Saved data entries:
══════
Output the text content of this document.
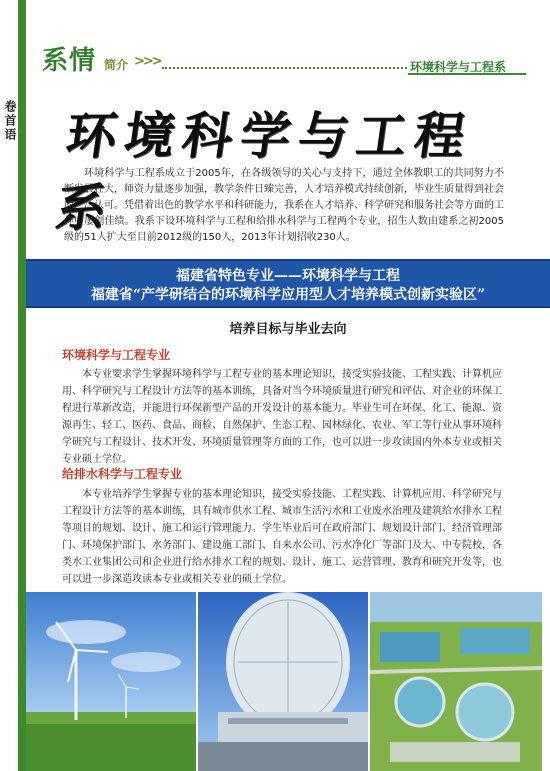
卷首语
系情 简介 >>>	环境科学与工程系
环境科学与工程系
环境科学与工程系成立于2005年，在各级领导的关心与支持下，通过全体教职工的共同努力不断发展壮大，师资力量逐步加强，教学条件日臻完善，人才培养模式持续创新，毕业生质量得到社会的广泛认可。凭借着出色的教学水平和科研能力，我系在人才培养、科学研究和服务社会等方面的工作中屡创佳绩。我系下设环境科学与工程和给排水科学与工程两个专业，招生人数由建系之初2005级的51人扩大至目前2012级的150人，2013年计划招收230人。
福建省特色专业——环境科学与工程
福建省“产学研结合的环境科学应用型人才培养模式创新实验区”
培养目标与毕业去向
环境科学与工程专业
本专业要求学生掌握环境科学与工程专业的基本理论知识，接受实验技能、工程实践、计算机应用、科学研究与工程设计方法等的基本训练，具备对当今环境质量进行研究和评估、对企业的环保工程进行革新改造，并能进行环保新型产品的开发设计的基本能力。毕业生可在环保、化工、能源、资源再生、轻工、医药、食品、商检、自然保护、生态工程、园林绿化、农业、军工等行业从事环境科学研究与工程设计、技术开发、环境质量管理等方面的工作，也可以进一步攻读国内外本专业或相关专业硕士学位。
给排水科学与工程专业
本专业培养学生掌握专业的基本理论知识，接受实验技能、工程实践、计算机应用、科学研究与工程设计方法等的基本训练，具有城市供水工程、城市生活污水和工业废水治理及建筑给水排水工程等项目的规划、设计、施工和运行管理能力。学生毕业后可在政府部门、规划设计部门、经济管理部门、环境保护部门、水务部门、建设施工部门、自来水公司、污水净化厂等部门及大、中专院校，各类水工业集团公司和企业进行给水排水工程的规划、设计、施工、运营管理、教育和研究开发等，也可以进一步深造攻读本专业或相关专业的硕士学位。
══════
What is asked: Pick out each line above that includes "计算机应用" and show it.

Exercise response:
本专业要求学生掌握环境科学与工程专业的基本理论知识，接受实验技能、工程实践、计算机应用、科学研究与工程设计方法等的基本训练，具备对当今环境质量进行研究和评估、对企业的环保工程进行革新改造，并能进行环保新型产品的开发设计的基本能力。毕业生可在环保、化工、能源、资源再生、轻工、医药、食品、商检、自然保护、生态工程、园林绿化、农业、军工等行业从事环境科学研究与工程设计、技术开发、环境质量管理等方面的工作，也可以进一步攻读国内外本专业或相关专业硕士学位。
本专业培养学生掌握专业的基本理论知识，接受实验技能、工程实践、计算机应用、科学研究与工程设计方法等的基本训练，具有城市供水工程、城市生活污水和工业废水治理及建筑给水排水工程等项目的规划、设计、施工和运行管理能力。学生毕业后可在政府部门、规划设计部门、经济管理部门、环境保护部门、水务部门、建设施工部门、自来水公司、污水净化厂等部门及大、中专院校，各类水工业集团公司和企业进行给水排水工程的规划、设计、施工、运营管理、教育和研究开发等，也可以进一步深造攻读本专业或相关专业的硕士学位。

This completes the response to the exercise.